» **Request**
Copy the listing below in full and skip every picture.

» **Material for this task**
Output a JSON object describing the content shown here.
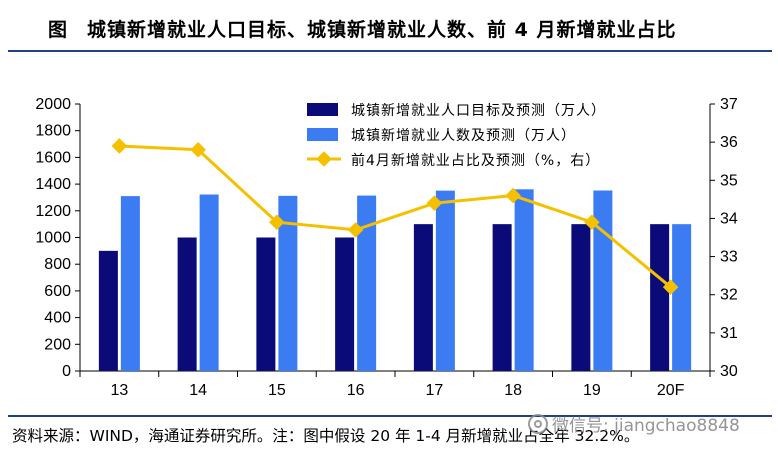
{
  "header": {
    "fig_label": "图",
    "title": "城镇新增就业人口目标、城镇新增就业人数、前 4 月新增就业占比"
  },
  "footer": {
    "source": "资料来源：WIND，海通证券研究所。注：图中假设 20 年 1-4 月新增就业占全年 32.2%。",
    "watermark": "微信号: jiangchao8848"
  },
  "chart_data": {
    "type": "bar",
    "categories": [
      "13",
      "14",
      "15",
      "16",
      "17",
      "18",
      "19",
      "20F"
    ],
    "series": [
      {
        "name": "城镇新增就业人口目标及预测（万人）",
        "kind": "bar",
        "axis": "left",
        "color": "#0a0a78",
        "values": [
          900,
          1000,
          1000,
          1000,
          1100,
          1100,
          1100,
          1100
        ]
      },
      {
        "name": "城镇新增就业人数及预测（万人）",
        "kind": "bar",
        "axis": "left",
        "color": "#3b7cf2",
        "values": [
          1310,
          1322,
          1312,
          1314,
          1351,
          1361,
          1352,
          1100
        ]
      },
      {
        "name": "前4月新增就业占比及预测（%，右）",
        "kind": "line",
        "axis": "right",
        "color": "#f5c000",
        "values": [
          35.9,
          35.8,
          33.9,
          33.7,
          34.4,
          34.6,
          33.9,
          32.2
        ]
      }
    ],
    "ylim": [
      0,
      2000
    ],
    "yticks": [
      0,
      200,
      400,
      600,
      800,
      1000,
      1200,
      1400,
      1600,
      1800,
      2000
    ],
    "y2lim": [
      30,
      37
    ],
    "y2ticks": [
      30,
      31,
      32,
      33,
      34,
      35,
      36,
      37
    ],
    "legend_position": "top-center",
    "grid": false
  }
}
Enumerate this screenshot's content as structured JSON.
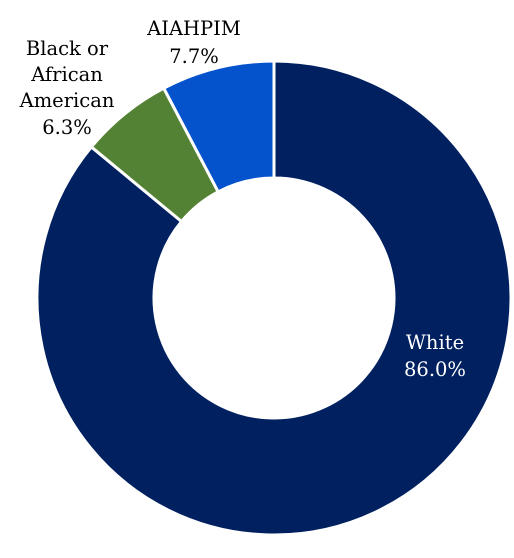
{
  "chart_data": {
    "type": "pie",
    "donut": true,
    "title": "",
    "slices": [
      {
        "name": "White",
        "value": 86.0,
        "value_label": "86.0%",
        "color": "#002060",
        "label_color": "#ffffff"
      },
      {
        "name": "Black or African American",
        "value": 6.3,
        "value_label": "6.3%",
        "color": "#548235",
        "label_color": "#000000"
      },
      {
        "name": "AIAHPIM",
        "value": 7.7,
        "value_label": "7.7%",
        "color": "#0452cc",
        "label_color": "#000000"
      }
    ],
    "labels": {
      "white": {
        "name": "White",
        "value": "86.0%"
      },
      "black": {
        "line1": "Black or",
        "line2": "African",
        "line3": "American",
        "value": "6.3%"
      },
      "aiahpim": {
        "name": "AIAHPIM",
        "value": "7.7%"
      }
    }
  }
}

» **The solution**
Output a JSON object describing the content shown here.
{
  "header": {
    "fig_label": "图",
    "title": "城镇新增就业人口目标、城镇新增就业人数、前 4 月新增就业占比"
  },
  "footer": {
    "source": "资料来源：WIND，海通证券研究所。注：图中假设 20 年 1-4 月新增就业占全年 32.2%。",
    "watermark": "微信号: jiangchao8848"
  },
  "chart_data": {
    "type": "bar",
    "categories": [
      "13",
      "14",
      "15",
      "16",
      "17",
      "18",
      "19",
      "20F"
    ],
    "series": [
      {
        "name": "城镇新增就业人口目标及预测（万人）",
        "kind": "bar",
        "axis": "left",
        "color": "#0a0a78",
        "values": [
          900,
          1000,
          1000,
          1000,
          1100,
          1100,
          1100,
          1100
        ]
      },
      {
        "name": "城镇新增就业人数及预测（万人）",
        "kind": "bar",
        "axis": "left",
        "color": "#3b7cf2",
        "values": [
          1310,
          1322,
          1312,
          1314,
          1351,
          1361,
          1352,
          1100
        ]
      },
      {
        "name": "前4月新增就业占比及预测（%，右）",
        "kind": "line",
        "axis": "right",
        "color": "#f5c000",
        "values": [
          35.9,
          35.8,
          33.9,
          33.7,
          34.4,
          34.6,
          33.9,
          32.2
        ]
      }
    ],
    "ylim": [
      0,
      2000
    ],
    "yticks": [
      0,
      200,
      400,
      600,
      800,
      1000,
      1200,
      1400,
      1600,
      1800,
      2000
    ],
    "y2lim": [
      30,
      37
    ],
    "y2ticks": [
      30,
      31,
      32,
      33,
      34,
      35,
      36,
      37
    ],
    "legend_position": "top-center",
    "grid": false
  }
}
Enumerate this screenshot's content as structured JSON.
{
  "chart_data": {
    "type": "pie",
    "donut": true,
    "title": "",
    "slices": [
      {
        "name": "White",
        "value": 86.0,
        "value_label": "86.0%",
        "color": "#002060",
        "label_color": "#ffffff"
      },
      {
        "name": "Black or African American",
        "value": 6.3,
        "value_label": "6.3%",
        "color": "#548235",
        "label_color": "#000000"
      },
      {
        "name": "AIAHPIM",
        "value": 7.7,
        "value_label": "7.7%",
        "color": "#0452cc",
        "label_color": "#000000"
      }
    ],
    "labels": {
      "white": {
        "name": "White",
        "value": "86.0%"
      },
      "black": {
        "line1": "Black or",
        "line2": "African",
        "line3": "American",
        "value": "6.3%"
      },
      "aiahpim": {
        "name": "AIAHPIM",
        "value": "7.7%"
      }
    }
  }
}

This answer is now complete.